━━━ DATA ROWS
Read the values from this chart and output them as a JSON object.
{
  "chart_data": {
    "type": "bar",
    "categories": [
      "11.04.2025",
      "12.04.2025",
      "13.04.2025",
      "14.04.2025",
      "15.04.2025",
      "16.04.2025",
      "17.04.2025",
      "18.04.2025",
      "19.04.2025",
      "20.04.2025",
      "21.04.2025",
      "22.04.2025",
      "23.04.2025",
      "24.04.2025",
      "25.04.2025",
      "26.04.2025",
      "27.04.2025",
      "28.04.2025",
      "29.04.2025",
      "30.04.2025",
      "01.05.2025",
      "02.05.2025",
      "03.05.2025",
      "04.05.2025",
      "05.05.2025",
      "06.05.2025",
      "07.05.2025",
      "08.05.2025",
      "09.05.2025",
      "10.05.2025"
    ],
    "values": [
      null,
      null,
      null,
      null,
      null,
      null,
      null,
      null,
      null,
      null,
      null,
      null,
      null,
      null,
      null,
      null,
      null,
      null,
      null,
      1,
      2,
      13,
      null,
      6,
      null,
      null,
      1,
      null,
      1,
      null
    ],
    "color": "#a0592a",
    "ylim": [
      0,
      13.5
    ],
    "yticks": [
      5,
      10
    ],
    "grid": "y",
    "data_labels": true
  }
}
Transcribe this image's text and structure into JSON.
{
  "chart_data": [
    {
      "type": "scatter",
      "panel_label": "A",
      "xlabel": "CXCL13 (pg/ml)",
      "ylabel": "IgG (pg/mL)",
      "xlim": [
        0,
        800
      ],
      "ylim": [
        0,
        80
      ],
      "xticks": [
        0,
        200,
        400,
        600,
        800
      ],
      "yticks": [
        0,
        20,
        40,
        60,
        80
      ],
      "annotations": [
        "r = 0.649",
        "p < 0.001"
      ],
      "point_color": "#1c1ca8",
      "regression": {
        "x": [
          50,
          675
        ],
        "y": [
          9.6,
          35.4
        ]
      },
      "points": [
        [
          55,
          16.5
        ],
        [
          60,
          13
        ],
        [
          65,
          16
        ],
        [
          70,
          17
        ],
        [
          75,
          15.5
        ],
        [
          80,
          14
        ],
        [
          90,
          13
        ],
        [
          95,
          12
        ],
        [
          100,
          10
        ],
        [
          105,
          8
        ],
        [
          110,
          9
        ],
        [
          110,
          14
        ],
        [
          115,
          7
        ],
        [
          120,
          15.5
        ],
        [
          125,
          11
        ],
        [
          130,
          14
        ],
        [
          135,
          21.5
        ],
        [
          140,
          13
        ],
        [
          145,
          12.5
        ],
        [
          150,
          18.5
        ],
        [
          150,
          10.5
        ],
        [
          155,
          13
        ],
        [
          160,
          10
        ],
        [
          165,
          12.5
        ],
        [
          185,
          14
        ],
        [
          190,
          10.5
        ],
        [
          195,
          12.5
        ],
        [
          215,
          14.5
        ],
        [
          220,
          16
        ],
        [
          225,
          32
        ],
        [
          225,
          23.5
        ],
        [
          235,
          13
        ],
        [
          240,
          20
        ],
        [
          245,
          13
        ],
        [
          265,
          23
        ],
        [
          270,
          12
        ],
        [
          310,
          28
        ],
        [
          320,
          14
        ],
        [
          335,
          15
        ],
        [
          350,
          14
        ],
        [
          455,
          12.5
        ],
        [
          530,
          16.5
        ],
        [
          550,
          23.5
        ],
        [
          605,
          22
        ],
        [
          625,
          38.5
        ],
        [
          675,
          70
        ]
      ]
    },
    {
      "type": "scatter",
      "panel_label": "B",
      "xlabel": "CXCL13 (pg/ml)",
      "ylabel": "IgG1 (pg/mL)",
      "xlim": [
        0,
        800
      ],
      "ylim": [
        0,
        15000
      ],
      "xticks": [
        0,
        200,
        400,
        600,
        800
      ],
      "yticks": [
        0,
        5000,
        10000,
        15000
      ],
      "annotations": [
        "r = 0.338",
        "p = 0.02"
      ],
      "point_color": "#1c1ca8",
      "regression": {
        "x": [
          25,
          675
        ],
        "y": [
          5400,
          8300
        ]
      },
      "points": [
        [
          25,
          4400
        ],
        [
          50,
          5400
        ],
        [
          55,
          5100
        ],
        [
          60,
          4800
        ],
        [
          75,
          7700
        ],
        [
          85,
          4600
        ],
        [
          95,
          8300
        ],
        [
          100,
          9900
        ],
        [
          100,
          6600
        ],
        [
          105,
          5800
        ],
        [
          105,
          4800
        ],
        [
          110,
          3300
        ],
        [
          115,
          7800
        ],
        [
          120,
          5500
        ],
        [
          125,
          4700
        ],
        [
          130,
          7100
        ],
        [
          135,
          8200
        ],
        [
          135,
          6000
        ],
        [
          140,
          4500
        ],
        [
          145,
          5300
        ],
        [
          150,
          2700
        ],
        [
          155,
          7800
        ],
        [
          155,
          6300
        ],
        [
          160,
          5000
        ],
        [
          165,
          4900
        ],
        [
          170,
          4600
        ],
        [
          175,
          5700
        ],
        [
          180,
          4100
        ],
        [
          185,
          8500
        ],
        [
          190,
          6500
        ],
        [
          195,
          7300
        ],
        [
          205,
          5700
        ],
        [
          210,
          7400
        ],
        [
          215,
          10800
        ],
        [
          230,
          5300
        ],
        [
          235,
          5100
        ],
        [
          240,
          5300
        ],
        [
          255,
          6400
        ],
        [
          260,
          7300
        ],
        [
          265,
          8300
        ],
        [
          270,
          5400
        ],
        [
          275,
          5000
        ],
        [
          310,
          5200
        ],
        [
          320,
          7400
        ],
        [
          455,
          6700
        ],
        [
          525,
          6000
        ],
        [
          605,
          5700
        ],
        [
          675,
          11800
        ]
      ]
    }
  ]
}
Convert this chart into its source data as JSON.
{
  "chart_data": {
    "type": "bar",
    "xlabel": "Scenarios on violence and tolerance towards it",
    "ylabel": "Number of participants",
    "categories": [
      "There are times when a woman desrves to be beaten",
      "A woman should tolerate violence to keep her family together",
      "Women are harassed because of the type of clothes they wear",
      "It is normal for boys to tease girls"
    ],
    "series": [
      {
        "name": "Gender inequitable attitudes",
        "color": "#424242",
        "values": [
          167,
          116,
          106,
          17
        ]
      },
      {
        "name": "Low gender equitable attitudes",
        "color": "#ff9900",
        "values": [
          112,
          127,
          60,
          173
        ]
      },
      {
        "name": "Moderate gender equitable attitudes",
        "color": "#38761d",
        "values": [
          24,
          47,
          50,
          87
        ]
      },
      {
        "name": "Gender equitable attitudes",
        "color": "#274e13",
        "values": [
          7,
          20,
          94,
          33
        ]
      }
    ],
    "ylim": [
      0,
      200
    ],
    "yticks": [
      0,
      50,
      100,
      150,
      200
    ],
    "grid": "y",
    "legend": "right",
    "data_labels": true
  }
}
━━━━━━
§ **PROBLEM DESCRIPTION**: Print the material above once more, exactly.

§ **THE COMPLETED TASK**:
Read the values from this chart and output them as a JSON object.
{
  "chart_data": {
    "type": "bar",
    "categories": [
      "11.04.2025",
      "12.04.2025",
      "13.04.2025",
      "14.04.2025",
      "15.04.2025",
      "16.04.2025",
      "17.04.2025",
      "18.04.2025",
      "19.04.2025",
      "20.04.2025",
      "21.04.2025",
      "22.04.2025",
      "23.04.2025",
      "24.04.2025",
      "25.04.2025",
      "26.04.2025",
      "27.04.2025",
      "28.04.2025",
      "29.04.2025",
      "30.04.2025",
      "01.05.2025",
      "02.05.2025",
      "03.05.2025",
      "04.05.2025",
      "05.05.2025",
      "06.05.2025",
      "07.05.2025",
      "08.05.2025",
      "09.05.2025",
      "10.05.2025"
    ],
    "values": [
      null,
      null,
      null,
      null,
      null,
      null,
      null,
      null,
      null,
      null,
      null,
      null,
      null,
      null,
      null,
      null,
      null,
      null,
      null,
      1,
      2,
      13,
      null,
      6,
      null,
      null,
      1,
      null,
      1,
      null
    ],
    "color": "#a0592a",
    "ylim": [
      0,
      13.5
    ],
    "yticks": [
      5,
      10
    ],
    "grid": "y",
    "data_labels": true
  }
}
Transcribe this image's text and structure into JSON.
{
  "chart_data": [
    {
      "type": "scatter",
      "panel_label": "A",
      "xlabel": "CXCL13 (pg/ml)",
      "ylabel": "IgG (pg/mL)",
      "xlim": [
        0,
        800
      ],
      "ylim": [
        0,
        80
      ],
      "xticks": [
        0,
        200,
        400,
        600,
        800
      ],
      "yticks": [
        0,
        20,
        40,
        60,
        80
      ],
      "annotations": [
        "r = 0.649",
        "p < 0.001"
      ],
      "point_color": "#1c1ca8",
      "regression": {
        "x": [
          50,
          675
        ],
        "y": [
          9.6,
          35.4
        ]
      },
      "points": [
        [
          55,
          16.5
        ],
        [
          60,
          13
        ],
        [
          65,
          16
        ],
        [
          70,
          17
        ],
        [
          75,
          15.5
        ],
        [
          80,
          14
        ],
        [
          90,
          13
        ],
        [
          95,
          12
        ],
        [
          100,
          10
        ],
        [
          105,
          8
        ],
        [
          110,
          9
        ],
        [
          110,
          14
        ],
        [
          115,
          7
        ],
        [
          120,
          15.5
        ],
        [
          125,
          11
        ],
        [
          130,
          14
        ],
        [
          135,
          21.5
        ],
        [
          140,
          13
        ],
        [
          145,
          12.5
        ],
        [
          150,
          18.5
        ],
        [
          150,
          10.5
        ],
        [
          155,
          13
        ],
        [
          160,
          10
        ],
        [
          165,
          12.5
        ],
        [
          185,
          14
        ],
        [
          190,
          10.5
        ],
        [
          195,
          12.5
        ],
        [
          215,
          14.5
        ],
        [
          220,
          16
        ],
        [
          225,
          32
        ],
        [
          225,
          23.5
        ],
        [
          235,
          13
        ],
        [
          240,
          20
        ],
        [
          245,
          13
        ],
        [
          265,
          23
        ],
        [
          270,
          12
        ],
        [
          310,
          28
        ],
        [
          320,
          14
        ],
        [
          335,
          15
        ],
        [
          350,
          14
        ],
        [
          455,
          12.5
        ],
        [
          530,
          16.5
        ],
        [
          550,
          23.5
        ],
        [
          605,
          22
        ],
        [
          625,
          38.5
        ],
        [
          675,
          70
        ]
      ]
    },
    {
      "type": "scatter",
      "panel_label": "B",
      "xlabel": "CXCL13 (pg/ml)",
      "ylabel": "IgG1 (pg/mL)",
      "xlim": [
        0,
        800
      ],
      "ylim": [
        0,
        15000
      ],
      "xticks": [
        0,
        200,
        400,
        600,
        800
      ],
      "yticks": [
        0,
        5000,
        10000,
        15000
      ],
      "annotations": [
        "r = 0.338",
        "p = 0.02"
      ],
      "point_color": "#1c1ca8",
      "regression": {
        "x": [
          25,
          675
        ],
        "y": [
          5400,
          8300
        ]
      },
      "points": [
        [
          25,
          4400
        ],
        [
          50,
          5400
        ],
        [
          55,
          5100
        ],
        [
          60,
          4800
        ],
        [
          75,
          7700
        ],
        [
          85,
          4600
        ],
        [
          95,
          8300
        ],
        [
          100,
          9900
        ],
        [
          100,
          6600
        ],
        [
          105,
          5800
        ],
        [
          105,
          4800
        ],
        [
          110,
          3300
        ],
        [
          115,
          7800
        ],
        [
          120,
          5500
        ],
        [
          125,
          4700
        ],
        [
          130,
          7100
        ],
        [
          135,
          8200
        ],
        [
          135,
          6000
        ],
        [
          140,
          4500
        ],
        [
          145,
          5300
        ],
        [
          150,
          2700
        ],
        [
          155,
          7800
        ],
        [
          155,
          6300
        ],
        [
          160,
          5000
        ],
        [
          165,
          4900
        ],
        [
          170,
          4600
        ],
        [
          175,
          5700
        ],
        [
          180,
          4100
        ],
        [
          185,
          8500
        ],
        [
          190,
          6500
        ],
        [
          195,
          7300
        ],
        [
          205,
          5700
        ],
        [
          210,
          7400
        ],
        [
          215,
          10800
        ],
        [
          230,
          5300
        ],
        [
          235,
          5100
        ],
        [
          240,
          5300
        ],
        [
          255,
          6400
        ],
        [
          260,
          7300
        ],
        [
          265,
          8300
        ],
        [
          270,
          5400
        ],
        [
          275,
          5000
        ],
        [
          310,
          5200
        ],
        [
          320,
          7400
        ],
        [
          455,
          6700
        ],
        [
          525,
          6000
        ],
        [
          605,
          5700
        ],
        [
          675,
          11800
        ]
      ]
    }
  ]
}
Convert this chart into its source data as JSON.
{
  "chart_data": {
    "type": "bar",
    "xlabel": "Scenarios on violence and tolerance towards it",
    "ylabel": "Number of participants",
    "categories": [
      "There are times when a woman desrves to be beaten",
      "A woman should tolerate violence to keep her family together",
      "Women are harassed because of the type of clothes they wear",
      "It is normal for boys to tease girls"
    ],
    "series": [
      {
        "name": "Gender inequitable attitudes",
        "color": "#424242",
        "values": [
          167,
          116,
          106,
          17
        ]
      },
      {
        "name": "Low gender equitable attitudes",
        "color": "#ff9900",
        "values": [
          112,
          127,
          60,
          173
        ]
      },
      {
        "name": "Moderate gender equitable attitudes",
        "color": "#38761d",
        "values": [
          24,
          47,
          50,
          87
        ]
      },
      {
        "name": "Gender equitable attitudes",
        "color": "#274e13",
        "values": [
          7,
          20,
          94,
          33
        ]
      }
    ],
    "ylim": [
      0,
      200
    ],
    "yticks": [
      0,
      50,
      100,
      150,
      200
    ],
    "grid": "y",
    "legend": "right",
    "data_labels": true
  }
}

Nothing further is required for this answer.